===== Dataset records

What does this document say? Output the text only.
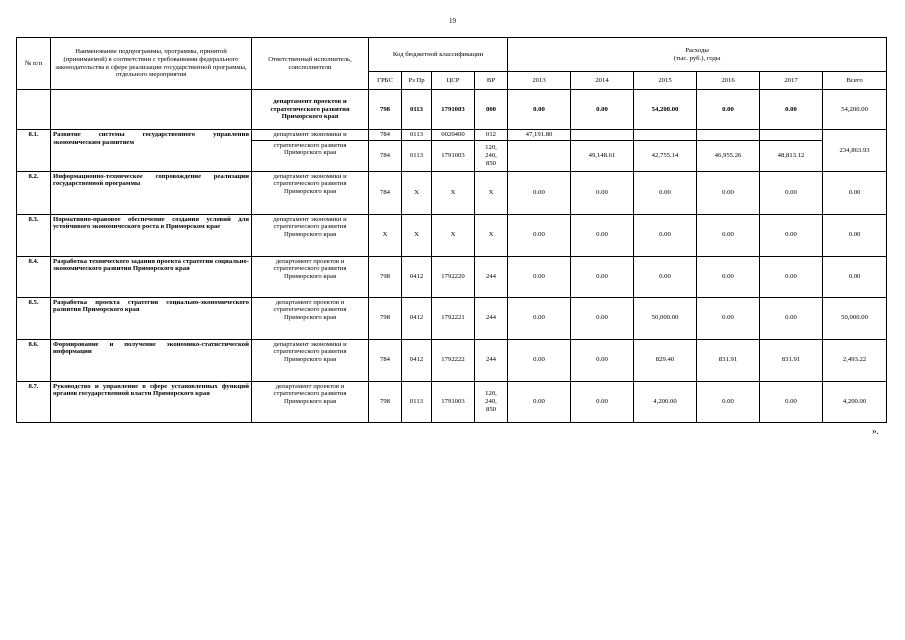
19
№ п/п	Наименование подпрограммы, программы, принятой (принимаемой) в соответствии с требованиями федерального законодательства в сфере реализации государственной программы, отдельного мероприятия	Ответственный исполнитель, соисполнители	Код бюджетной классификации				Расходы
(тыс. руб.), годы					
			ГРБС	Рз Пр	ЦСР	ВР	2013	2014	2015	2016	2017	Всего
		департамент проектов и стратегического развития Приморского края	798	0113	1791003	000	0.00	0.00	54,200.00	0.00	0.00	54,200.00
8.1.	Развитие системы государственного управления экономическим развитием	департамент экономики и	784	0113	0020400	012	47,191.80					234,863.93
		стратегического развития Приморского края	784	0113	1791003	120,
240,
850		49,148.61	42,755.14	46,955.26	48,813.12	
8.2.	Информационно-техническое сопровождение реализации государственной программы	департамент экономики и стратегического развития Приморского края	784	X	X	X	0.00	0.00	0.00	0.00	0.00	0.00
8.3.	Нормативно-правовое обеспечение создания условий для устойчивого экономического роста в Приморском крае	департамент экономики и стратегического развития Приморского края	X	X	X	X	0.00	0.00	0.00	0.00	0.00	0.00
8.4.	Разработка технического задания проекта стратегии социально-экономического развития Приморского края	департамент проектов и стратегического развития Приморского края	798	0412	1792220	244	0.00	0.00	0.00	0.00	0.00	0.00
8.5.	Разработка проекта стратегии социально-экономического развития Приморского края	департамент проектов и стратегического развития Приморского края	798	0412	1792221	244	0.00	0.00	50,000.00	0.00	0.00	50,000.00
8.6.	Формирование и получение экономико-статистической информации	департамент экономики и стратегического развития Приморского края	784	0412	1792222	244	0.00	0.00	829.40	831.91	831.91	2,493.22
8.7.	Руководство и управление в сфере установленных функций органов государственной власти Приморского края	департамент проектов и стратегического развития Приморского края	798	0113	1791003	120,
240,
850	0.00	0.00	4,200.00	0.00	0.00	4,200.00
».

==========

* Work required *
Track down every line with the word "стратегии" and copy it.

* Result below *
8.4.	Разработка технического задания проекта стратегии социально-экономического развития Приморского края	департамент проектов и стратегического развития Приморского края	798	0412	1792220	244	0.00	0.00	0.00	0.00	0.00	0.00
8.5.	Разработка проекта стратегии социально-экономического развития Приморского края	департамент проектов и стратегического развития Приморского края	798	0412	1792221	244	0.00	0.00	50,000.00	0.00	0.00	50,000.00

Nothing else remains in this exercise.